>> START

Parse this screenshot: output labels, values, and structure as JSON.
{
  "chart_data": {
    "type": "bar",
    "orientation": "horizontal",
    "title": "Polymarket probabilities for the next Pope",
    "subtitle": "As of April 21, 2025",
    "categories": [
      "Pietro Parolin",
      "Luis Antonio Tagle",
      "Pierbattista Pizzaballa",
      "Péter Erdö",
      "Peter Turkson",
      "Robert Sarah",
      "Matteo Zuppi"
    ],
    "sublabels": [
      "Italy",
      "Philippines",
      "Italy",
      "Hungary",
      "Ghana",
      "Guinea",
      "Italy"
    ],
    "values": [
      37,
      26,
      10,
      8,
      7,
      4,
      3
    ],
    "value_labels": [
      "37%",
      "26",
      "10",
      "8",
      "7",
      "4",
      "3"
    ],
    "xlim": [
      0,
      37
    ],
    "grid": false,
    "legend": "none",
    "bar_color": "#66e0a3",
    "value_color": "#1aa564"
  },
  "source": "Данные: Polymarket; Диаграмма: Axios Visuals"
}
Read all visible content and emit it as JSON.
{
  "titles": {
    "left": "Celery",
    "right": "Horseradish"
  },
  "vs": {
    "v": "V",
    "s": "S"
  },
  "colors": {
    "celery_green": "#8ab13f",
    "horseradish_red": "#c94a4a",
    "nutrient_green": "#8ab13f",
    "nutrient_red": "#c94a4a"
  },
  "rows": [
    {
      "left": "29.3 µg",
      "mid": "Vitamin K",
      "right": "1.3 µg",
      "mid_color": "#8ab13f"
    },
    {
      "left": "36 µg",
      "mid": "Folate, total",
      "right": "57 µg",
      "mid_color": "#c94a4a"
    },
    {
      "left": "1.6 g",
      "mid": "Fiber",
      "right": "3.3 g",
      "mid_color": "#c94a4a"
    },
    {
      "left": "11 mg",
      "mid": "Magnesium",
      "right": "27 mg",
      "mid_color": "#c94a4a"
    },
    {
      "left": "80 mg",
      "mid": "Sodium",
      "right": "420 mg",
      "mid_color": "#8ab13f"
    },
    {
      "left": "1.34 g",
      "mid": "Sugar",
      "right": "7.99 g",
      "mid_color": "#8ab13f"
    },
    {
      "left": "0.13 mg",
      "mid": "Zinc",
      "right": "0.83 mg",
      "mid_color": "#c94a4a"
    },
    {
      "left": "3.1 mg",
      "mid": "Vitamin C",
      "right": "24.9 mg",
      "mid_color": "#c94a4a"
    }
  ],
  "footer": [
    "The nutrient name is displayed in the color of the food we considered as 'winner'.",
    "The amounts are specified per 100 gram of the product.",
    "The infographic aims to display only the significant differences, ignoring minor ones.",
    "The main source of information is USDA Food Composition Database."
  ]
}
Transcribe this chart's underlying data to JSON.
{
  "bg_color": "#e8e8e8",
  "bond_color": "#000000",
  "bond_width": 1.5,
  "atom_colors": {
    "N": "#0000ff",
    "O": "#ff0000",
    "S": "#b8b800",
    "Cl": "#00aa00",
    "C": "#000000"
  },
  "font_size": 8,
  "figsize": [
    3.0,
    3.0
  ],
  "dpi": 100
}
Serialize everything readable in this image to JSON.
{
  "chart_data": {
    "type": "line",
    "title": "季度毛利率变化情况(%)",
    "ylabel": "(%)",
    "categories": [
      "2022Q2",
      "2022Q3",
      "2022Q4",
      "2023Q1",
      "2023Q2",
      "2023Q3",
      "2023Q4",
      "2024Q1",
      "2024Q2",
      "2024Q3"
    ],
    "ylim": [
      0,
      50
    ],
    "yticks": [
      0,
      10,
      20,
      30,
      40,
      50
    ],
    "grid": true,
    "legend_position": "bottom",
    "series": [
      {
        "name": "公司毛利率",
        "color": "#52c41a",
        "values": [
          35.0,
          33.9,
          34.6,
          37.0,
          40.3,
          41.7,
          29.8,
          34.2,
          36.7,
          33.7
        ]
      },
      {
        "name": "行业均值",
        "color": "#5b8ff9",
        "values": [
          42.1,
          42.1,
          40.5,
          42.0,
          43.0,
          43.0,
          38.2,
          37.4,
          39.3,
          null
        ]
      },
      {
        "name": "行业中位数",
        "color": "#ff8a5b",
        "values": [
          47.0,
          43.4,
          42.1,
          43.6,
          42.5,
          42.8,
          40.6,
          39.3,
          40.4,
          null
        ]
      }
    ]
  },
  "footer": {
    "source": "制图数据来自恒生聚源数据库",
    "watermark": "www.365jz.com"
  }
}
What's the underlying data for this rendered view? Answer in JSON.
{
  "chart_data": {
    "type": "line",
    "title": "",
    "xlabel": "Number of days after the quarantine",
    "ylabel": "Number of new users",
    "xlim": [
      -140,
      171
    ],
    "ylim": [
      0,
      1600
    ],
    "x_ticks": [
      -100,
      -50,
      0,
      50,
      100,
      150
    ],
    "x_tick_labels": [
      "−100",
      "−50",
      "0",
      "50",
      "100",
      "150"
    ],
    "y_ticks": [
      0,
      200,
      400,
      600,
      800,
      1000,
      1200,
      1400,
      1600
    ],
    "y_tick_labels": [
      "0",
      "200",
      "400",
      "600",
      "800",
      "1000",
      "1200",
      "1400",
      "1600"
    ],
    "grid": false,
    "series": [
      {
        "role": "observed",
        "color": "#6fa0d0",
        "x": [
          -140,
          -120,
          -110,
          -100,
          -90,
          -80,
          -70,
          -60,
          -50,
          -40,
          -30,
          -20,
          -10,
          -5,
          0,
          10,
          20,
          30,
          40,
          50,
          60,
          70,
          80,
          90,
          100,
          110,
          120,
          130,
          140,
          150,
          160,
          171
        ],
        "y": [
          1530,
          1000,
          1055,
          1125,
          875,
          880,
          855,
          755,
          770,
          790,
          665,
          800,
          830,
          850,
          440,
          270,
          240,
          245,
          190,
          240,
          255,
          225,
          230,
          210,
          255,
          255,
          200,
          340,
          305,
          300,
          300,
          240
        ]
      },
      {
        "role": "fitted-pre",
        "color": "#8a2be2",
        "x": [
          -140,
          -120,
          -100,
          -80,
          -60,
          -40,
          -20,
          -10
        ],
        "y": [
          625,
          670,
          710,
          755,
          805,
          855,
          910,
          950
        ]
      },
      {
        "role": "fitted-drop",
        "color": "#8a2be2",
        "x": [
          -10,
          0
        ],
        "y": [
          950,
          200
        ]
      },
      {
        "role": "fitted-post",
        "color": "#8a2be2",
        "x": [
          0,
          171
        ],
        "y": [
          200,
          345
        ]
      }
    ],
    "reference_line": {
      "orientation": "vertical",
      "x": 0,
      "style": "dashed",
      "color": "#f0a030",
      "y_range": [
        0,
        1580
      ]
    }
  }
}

>> END

• [PROBLEM TO SOLVE]
Repeat the material word for word, in full.

• [SOLUTION TO THIS EXERCISE]
Parse this screenshot: output labels, values, and structure as JSON.
{
  "chart_data": {
    "type": "bar",
    "orientation": "horizontal",
    "title": "Polymarket probabilities for the next Pope",
    "subtitle": "As of April 21, 2025",
    "categories": [
      "Pietro Parolin",
      "Luis Antonio Tagle",
      "Pierbattista Pizzaballa",
      "Péter Erdö",
      "Peter Turkson",
      "Robert Sarah",
      "Matteo Zuppi"
    ],
    "sublabels": [
      "Italy",
      "Philippines",
      "Italy",
      "Hungary",
      "Ghana",
      "Guinea",
      "Italy"
    ],
    "values": [
      37,
      26,
      10,
      8,
      7,
      4,
      3
    ],
    "value_labels": [
      "37%",
      "26",
      "10",
      "8",
      "7",
      "4",
      "3"
    ],
    "xlim": [
      0,
      37
    ],
    "grid": false,
    "legend": "none",
    "bar_color": "#66e0a3",
    "value_color": "#1aa564"
  },
  "source": "Данные: Polymarket; Диаграмма: Axios Visuals"
}
Read all visible content and emit it as JSON.
{
  "titles": {
    "left": "Celery",
    "right": "Horseradish"
  },
  "vs": {
    "v": "V",
    "s": "S"
  },
  "colors": {
    "celery_green": "#8ab13f",
    "horseradish_red": "#c94a4a",
    "nutrient_green": "#8ab13f",
    "nutrient_red": "#c94a4a"
  },
  "rows": [
    {
      "left": "29.3 µg",
      "mid": "Vitamin K",
      "right": "1.3 µg",
      "mid_color": "#8ab13f"
    },
    {
      "left": "36 µg",
      "mid": "Folate, total",
      "right": "57 µg",
      "mid_color": "#c94a4a"
    },
    {
      "left": "1.6 g",
      "mid": "Fiber",
      "right": "3.3 g",
      "mid_color": "#c94a4a"
    },
    {
      "left": "11 mg",
      "mid": "Magnesium",
      "right": "27 mg",
      "mid_color": "#c94a4a"
    },
    {
      "left": "80 mg",
      "mid": "Sodium",
      "right": "420 mg",
      "mid_color": "#8ab13f"
    },
    {
      "left": "1.34 g",
      "mid": "Sugar",
      "right": "7.99 g",
      "mid_color": "#8ab13f"
    },
    {
      "left": "0.13 mg",
      "mid": "Zinc",
      "right": "0.83 mg",
      "mid_color": "#c94a4a"
    },
    {
      "left": "3.1 mg",
      "mid": "Vitamin C",
      "right": "24.9 mg",
      "mid_color": "#c94a4a"
    }
  ],
  "footer": [
    "The nutrient name is displayed in the color of the food we considered as 'winner'.",
    "The amounts are specified per 100 gram of the product.",
    "The infographic aims to display only the significant differences, ignoring minor ones.",
    "The main source of information is USDA Food Composition Database."
  ]
}
Transcribe this chart's underlying data to JSON.
{
  "bg_color": "#e8e8e8",
  "bond_color": "#000000",
  "bond_width": 1.5,
  "atom_colors": {
    "N": "#0000ff",
    "O": "#ff0000",
    "S": "#b8b800",
    "Cl": "#00aa00",
    "C": "#000000"
  },
  "font_size": 8,
  "figsize": [
    3.0,
    3.0
  ],
  "dpi": 100
}
Serialize everything readable in this image to JSON.
{
  "chart_data": {
    "type": "line",
    "title": "季度毛利率变化情况(%)",
    "ylabel": "(%)",
    "categories": [
      "2022Q2",
      "2022Q3",
      "2022Q4",
      "2023Q1",
      "2023Q2",
      "2023Q3",
      "2023Q4",
      "2024Q1",
      "2024Q2",
      "2024Q3"
    ],
    "ylim": [
      0,
      50
    ],
    "yticks": [
      0,
      10,
      20,
      30,
      40,
      50
    ],
    "grid": true,
    "legend_position": "bottom",
    "series": [
      {
        "name": "公司毛利率",
        "color": "#52c41a",
        "values": [
          35.0,
          33.9,
          34.6,
          37.0,
          40.3,
          41.7,
          29.8,
          34.2,
          36.7,
          33.7
        ]
      },
      {
        "name": "行业均值",
        "color": "#5b8ff9",
        "values": [
          42.1,
          42.1,
          40.5,
          42.0,
          43.0,
          43.0,
          38.2,
          37.4,
          39.3,
          null
        ]
      },
      {
        "name": "行业中位数",
        "color": "#ff8a5b",
        "values": [
          47.0,
          43.4,
          42.1,
          43.6,
          42.5,
          42.8,
          40.6,
          39.3,
          40.4,
          null
        ]
      }
    ]
  },
  "footer": {
    "source": "制图数据来自恒生聚源数据库",
    "watermark": "www.365jz.com"
  }
}
What's the underlying data for this rendered view? Answer in JSON.
{
  "chart_data": {
    "type": "line",
    "title": "",
    "xlabel": "Number of days after the quarantine",
    "ylabel": "Number of new users",
    "xlim": [
      -140,
      171
    ],
    "ylim": [
      0,
      1600
    ],
    "x_ticks": [
      -100,
      -50,
      0,
      50,
      100,
      150
    ],
    "x_tick_labels": [
      "−100",
      "−50",
      "0",
      "50",
      "100",
      "150"
    ],
    "y_ticks": [
      0,
      200,
      400,
      600,
      800,
      1000,
      1200,
      1400,
      1600
    ],
    "y_tick_labels": [
      "0",
      "200",
      "400",
      "600",
      "800",
      "1000",
      "1200",
      "1400",
      "1600"
    ],
    "grid": false,
    "series": [
      {
        "role": "observed",
        "color": "#6fa0d0",
        "x": [
          -140,
          -120,
          -110,
          -100,
          -90,
          -80,
          -70,
          -60,
          -50,
          -40,
          -30,
          -20,
          -10,
          -5,
          0,
          10,
          20,
          30,
          40,
          50,
          60,
          70,
          80,
          90,
          100,
          110,
          120,
          130,
          140,
          150,
          160,
          171
        ],
        "y": [
          1530,
          1000,
          1055,
          1125,
          875,
          880,
          855,
          755,
          770,
          790,
          665,
          800,
          830,
          850,
          440,
          270,
          240,
          245,
          190,
          240,
          255,
          225,
          230,
          210,
          255,
          255,
          200,
          340,
          305,
          300,
          300,
          240
        ]
      },
      {
        "role": "fitted-pre",
        "color": "#8a2be2",
        "x": [
          -140,
          -120,
          -100,
          -80,
          -60,
          -40,
          -20,
          -10
        ],
        "y": [
          625,
          670,
          710,
          755,
          805,
          855,
          910,
          950
        ]
      },
      {
        "role": "fitted-drop",
        "color": "#8a2be2",
        "x": [
          -10,
          0
        ],
        "y": [
          950,
          200
        ]
      },
      {
        "role": "fitted-post",
        "color": "#8a2be2",
        "x": [
          0,
          171
        ],
        "y": [
          200,
          345
        ]
      }
    ],
    "reference_line": {
      "orientation": "vertical",
      "x": 0,
      "style": "dashed",
      "color": "#f0a030",
      "y_range": [
        0,
        1580
      ]
    }
  }
}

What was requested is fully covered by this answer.